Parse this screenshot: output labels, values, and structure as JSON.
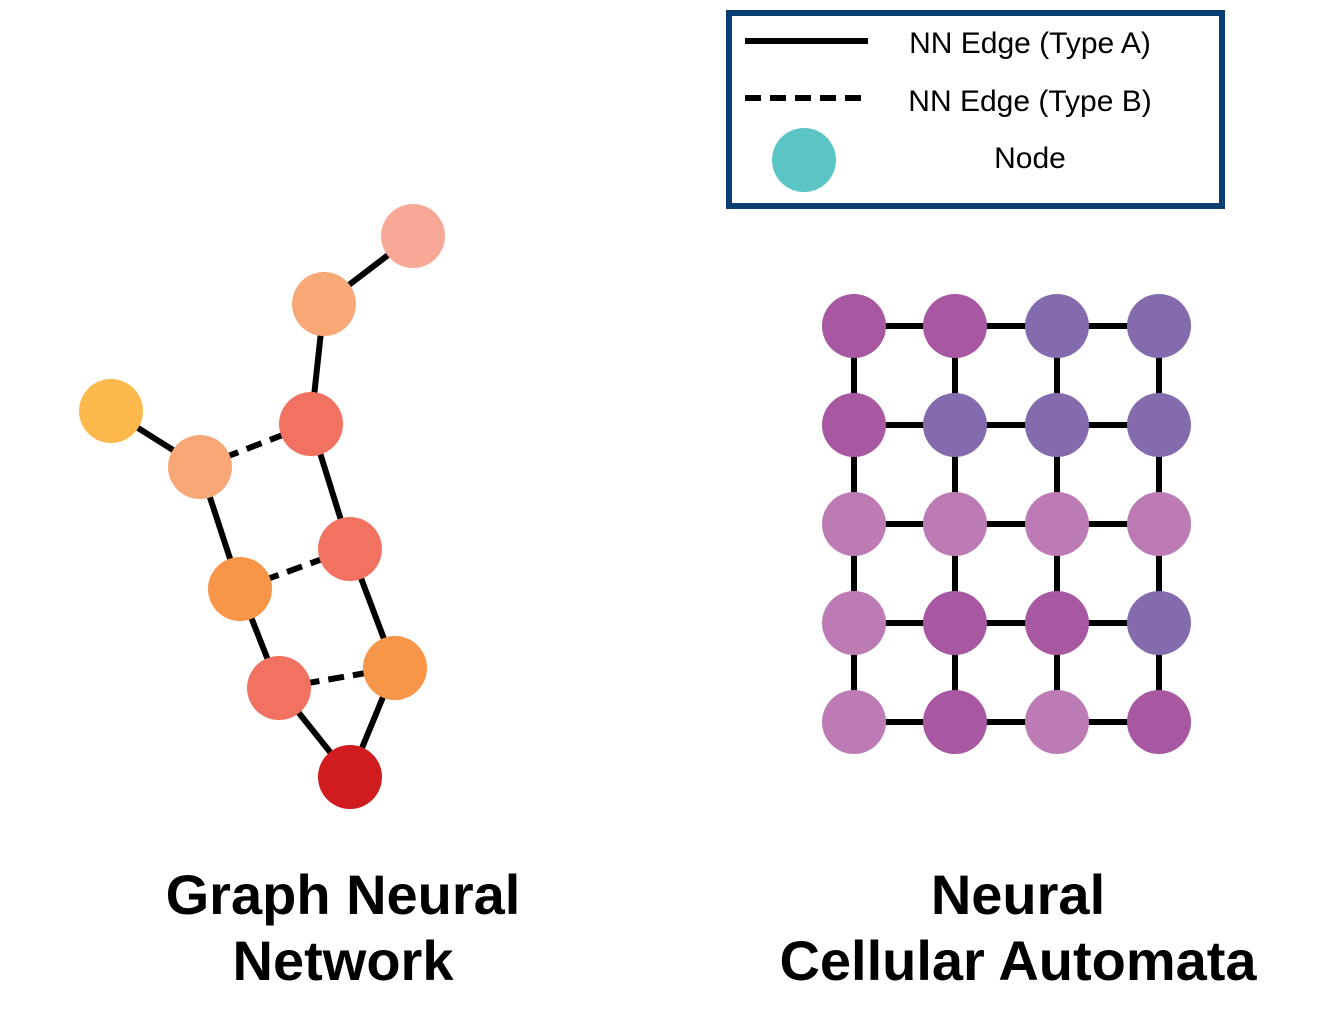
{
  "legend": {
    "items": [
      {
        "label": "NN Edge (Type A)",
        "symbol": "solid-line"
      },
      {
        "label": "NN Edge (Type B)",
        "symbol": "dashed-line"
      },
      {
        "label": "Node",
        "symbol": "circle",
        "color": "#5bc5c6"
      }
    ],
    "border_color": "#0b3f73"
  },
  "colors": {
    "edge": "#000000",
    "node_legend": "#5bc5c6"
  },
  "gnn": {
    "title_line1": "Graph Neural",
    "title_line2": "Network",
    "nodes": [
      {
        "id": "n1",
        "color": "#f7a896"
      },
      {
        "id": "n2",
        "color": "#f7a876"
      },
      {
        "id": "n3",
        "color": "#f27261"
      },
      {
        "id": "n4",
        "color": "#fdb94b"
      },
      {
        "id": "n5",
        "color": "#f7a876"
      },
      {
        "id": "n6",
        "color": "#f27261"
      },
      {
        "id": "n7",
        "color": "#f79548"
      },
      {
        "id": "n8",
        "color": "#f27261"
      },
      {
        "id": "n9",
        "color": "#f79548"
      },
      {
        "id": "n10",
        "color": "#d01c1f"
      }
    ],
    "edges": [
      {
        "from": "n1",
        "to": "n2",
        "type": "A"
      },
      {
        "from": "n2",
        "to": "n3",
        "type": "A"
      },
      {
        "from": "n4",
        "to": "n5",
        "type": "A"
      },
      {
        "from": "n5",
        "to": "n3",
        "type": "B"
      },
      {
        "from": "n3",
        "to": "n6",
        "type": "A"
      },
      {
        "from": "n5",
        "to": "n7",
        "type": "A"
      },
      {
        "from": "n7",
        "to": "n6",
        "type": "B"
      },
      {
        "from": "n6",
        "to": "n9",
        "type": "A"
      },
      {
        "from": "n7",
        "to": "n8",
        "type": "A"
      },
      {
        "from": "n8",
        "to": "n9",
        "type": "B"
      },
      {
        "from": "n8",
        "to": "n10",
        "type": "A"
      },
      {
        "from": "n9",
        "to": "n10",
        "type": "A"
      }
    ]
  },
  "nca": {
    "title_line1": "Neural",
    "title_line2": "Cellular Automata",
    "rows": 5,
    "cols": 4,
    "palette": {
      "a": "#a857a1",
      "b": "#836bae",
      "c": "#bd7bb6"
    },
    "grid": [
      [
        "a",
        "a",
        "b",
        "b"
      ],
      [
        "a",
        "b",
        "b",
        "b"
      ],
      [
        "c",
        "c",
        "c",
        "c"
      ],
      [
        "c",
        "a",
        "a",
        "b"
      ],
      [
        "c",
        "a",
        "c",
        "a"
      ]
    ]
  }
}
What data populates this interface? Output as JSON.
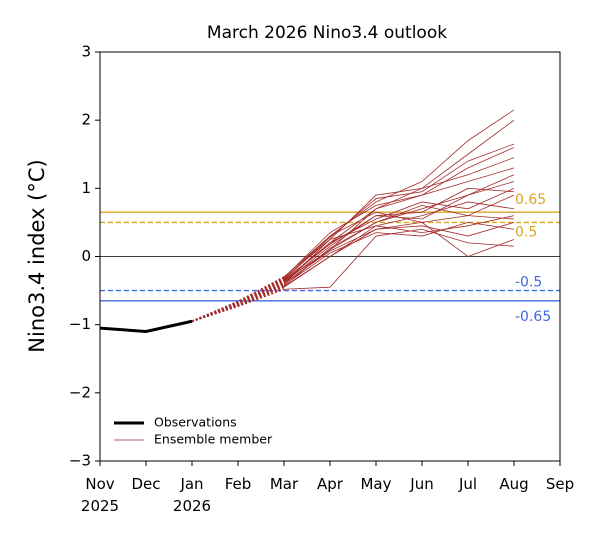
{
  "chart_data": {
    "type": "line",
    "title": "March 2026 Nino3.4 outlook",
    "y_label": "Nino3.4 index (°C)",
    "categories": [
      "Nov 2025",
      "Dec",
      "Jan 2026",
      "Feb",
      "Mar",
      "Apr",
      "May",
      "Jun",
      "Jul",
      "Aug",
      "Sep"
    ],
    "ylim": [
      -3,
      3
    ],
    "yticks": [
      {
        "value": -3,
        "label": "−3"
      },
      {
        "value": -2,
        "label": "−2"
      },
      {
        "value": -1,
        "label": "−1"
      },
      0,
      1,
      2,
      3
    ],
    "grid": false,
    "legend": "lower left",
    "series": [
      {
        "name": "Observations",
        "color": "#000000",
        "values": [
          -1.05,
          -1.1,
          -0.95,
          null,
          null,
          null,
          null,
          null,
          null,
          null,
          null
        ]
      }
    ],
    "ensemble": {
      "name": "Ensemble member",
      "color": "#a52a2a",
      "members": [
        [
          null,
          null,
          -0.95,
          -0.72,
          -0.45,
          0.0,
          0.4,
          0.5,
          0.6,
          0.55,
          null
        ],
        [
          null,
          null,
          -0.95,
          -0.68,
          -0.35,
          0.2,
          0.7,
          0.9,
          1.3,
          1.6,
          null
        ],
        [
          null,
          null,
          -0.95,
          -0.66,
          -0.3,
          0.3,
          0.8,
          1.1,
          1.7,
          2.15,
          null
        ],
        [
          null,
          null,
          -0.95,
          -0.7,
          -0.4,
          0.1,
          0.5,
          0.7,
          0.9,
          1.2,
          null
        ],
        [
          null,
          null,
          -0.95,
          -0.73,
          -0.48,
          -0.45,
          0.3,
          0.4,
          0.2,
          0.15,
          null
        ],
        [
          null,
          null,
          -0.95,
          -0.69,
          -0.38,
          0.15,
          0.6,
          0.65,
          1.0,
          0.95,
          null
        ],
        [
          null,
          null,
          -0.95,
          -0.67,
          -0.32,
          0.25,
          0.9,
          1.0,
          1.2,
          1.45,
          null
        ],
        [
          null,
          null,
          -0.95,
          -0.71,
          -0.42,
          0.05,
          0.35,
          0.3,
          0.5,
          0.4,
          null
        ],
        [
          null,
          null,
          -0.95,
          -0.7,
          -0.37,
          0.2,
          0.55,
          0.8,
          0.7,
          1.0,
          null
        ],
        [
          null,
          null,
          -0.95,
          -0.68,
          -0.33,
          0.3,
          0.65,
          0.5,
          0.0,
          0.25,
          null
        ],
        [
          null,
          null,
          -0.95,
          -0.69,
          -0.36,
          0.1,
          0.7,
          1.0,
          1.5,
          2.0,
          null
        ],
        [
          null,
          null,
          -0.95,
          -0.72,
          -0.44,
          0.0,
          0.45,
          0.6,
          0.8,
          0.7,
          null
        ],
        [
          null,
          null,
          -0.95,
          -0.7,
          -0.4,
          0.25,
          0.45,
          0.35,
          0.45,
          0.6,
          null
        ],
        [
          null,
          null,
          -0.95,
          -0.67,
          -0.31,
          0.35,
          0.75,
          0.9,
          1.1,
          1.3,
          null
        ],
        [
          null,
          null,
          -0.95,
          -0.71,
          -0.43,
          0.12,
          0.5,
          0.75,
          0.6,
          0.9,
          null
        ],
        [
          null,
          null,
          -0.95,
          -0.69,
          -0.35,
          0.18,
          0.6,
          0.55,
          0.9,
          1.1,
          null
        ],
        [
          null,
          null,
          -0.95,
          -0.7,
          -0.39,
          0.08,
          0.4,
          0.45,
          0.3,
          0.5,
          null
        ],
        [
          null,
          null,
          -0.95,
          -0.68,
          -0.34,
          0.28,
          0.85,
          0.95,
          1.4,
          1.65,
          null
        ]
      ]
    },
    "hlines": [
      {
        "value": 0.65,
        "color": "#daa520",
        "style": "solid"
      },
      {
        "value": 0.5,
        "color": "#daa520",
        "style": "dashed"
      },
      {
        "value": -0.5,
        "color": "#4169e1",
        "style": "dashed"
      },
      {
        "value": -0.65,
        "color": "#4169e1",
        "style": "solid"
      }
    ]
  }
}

● ● ●

- **Given task**
Look through the entries above; copy each line where the string "symbol" appears.

- **Result for this exercise**
        "symbol": "solid-line"
        "symbol": "dashed-line"
        "symbol": "circle",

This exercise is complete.